* Job
Leave the pictures out and transcribe every record exactly.

* Record list
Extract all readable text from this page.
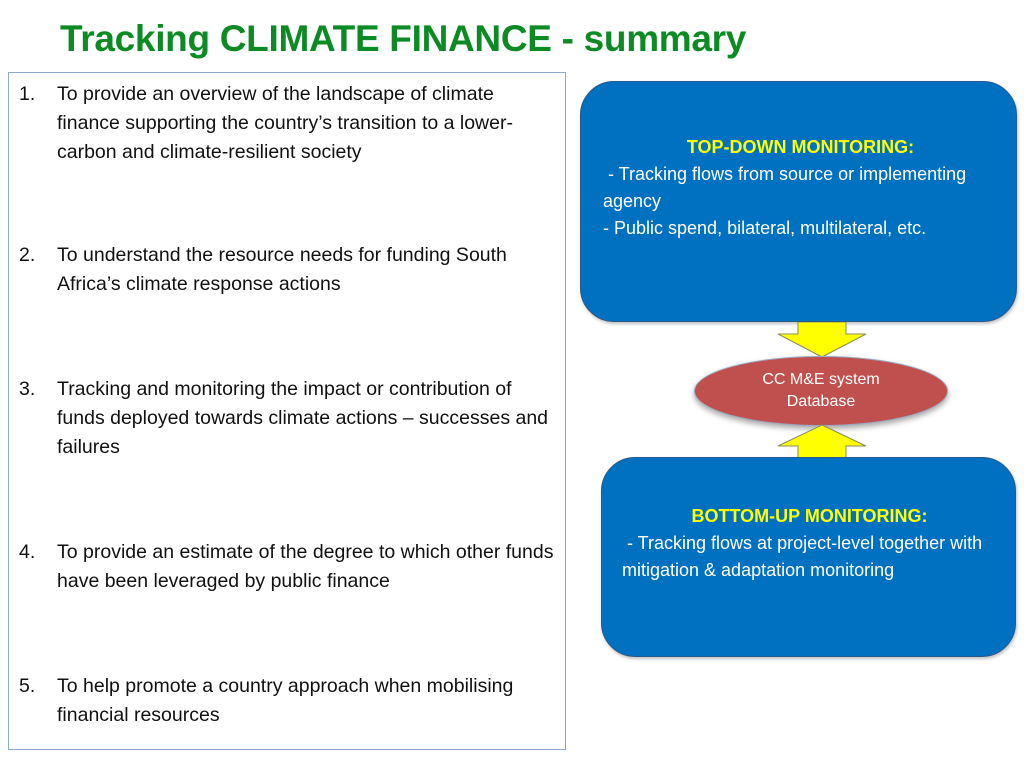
Tracking CLIMATE FINANCE - summary
1. To provide an overview of the landscape of climate finance supporting the country’s transition to a lower-carbon and climate-resilient society
2. To understand the resource needs for funding South Africa’s climate response actions
3. Tracking and monitoring the impact or contribution of funds deployed towards climate actions – successes and failures
4. To provide an estimate of the degree to which other funds have been leveraged by public finance
5. To help promote a country approach when mobilising financial resources
TOP-DOWN MONITORING:
- Tracking flows from source or implementing agency
- Public spend, bilateral, multilateral, etc.
CC M&E system
Database
BOTTOM-UP MONITORING:
- Tracking flows at project-level together with mitigation & adaptation monitoring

* Correct response
Extract all readable text from this page.
Tracking CLIMATE FINANCE - summary
1. To provide an overview of the landscape of climate finance supporting the country’s transition to a lower-carbon and climate-resilient society
2. To understand the resource needs for funding South Africa’s climate response actions
3. Tracking and monitoring the impact or contribution of funds deployed towards climate actions – successes and failures
4. To provide an estimate of the degree to which other funds have been leveraged by public finance
5. To help promote a country approach when mobilising financial resources
TOP-DOWN MONITORING:
- Tracking flows from source or implementing agency
- Public spend, bilateral, multilateral, etc.
CC M&E system
Database
BOTTOM-UP MONITORING:
- Tracking flows at project-level together with mitigation & adaptation monitoring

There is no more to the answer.